*The problem*. Can you reproduce the data beneath, keeping every line exact?

[Data records]
┌──

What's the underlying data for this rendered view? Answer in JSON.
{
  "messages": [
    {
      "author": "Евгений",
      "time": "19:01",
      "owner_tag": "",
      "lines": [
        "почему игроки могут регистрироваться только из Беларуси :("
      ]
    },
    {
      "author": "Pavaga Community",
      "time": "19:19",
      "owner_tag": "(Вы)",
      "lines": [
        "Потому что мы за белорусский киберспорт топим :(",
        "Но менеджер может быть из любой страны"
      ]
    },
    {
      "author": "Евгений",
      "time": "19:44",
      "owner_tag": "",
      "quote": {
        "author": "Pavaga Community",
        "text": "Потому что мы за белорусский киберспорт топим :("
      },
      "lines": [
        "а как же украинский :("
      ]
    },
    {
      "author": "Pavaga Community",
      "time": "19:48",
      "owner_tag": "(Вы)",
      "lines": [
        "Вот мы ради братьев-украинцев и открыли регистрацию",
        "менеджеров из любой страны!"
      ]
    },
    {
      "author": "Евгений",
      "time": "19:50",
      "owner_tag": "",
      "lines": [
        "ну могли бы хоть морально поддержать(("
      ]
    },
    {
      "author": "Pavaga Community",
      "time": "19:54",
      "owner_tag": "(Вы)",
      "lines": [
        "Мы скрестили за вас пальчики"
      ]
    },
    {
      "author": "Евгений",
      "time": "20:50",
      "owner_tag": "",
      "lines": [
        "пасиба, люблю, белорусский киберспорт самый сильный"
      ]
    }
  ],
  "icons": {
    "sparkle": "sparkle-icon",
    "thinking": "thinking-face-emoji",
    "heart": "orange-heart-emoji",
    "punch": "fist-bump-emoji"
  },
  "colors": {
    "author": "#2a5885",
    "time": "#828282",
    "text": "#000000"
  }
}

└──

*Task response*.
What's the underlying data for this rendered view? Answer in JSON.
{
  "messages": [
    {
      "author": "Евгений",
      "time": "19:01",
      "owner_tag": "",
      "lines": [
        "почему игроки могут регистрироваться только из Беларуси :("
      ]
    },
    {
      "author": "Pavaga Community",
      "time": "19:19",
      "owner_tag": "(Вы)",
      "lines": [
        "Потому что мы за белорусский киберспорт топим :(",
        "Но менеджер может быть из любой страны"
      ]
    },
    {
      "author": "Евгений",
      "time": "19:44",
      "owner_tag": "",
      "quote": {
        "author": "Pavaga Community",
        "text": "Потому что мы за белорусский киберспорт топим :("
      },
      "lines": [
        "а как же украинский :("
      ]
    },
    {
      "author": "Pavaga Community",
      "time": "19:48",
      "owner_tag": "(Вы)",
      "lines": [
        "Вот мы ради братьев-украинцев и открыли регистрацию",
        "менеджеров из любой страны!"
      ]
    },
    {
      "author": "Евгений",
      "time": "19:50",
      "owner_tag": "",
      "lines": [
        "ну могли бы хоть морально поддержать(("
      ]
    },
    {
      "author": "Pavaga Community",
      "time": "19:54",
      "owner_tag": "(Вы)",
      "lines": [
        "Мы скрестили за вас пальчики"
      ]
    },
    {
      "author": "Евгений",
      "time": "20:50",
      "owner_tag": "",
      "lines": [
        "пасиба, люблю, белорусский киберспорт самый сильный"
      ]
    }
  ],
  "icons": {
    "sparkle": "sparkle-icon",
    "thinking": "thinking-face-emoji",
    "heart": "orange-heart-emoji",
    "punch": "fist-bump-emoji"
  },
  "colors": {
    "author": "#2a5885",
    "time": "#828282",
    "text": "#000000"
  }
}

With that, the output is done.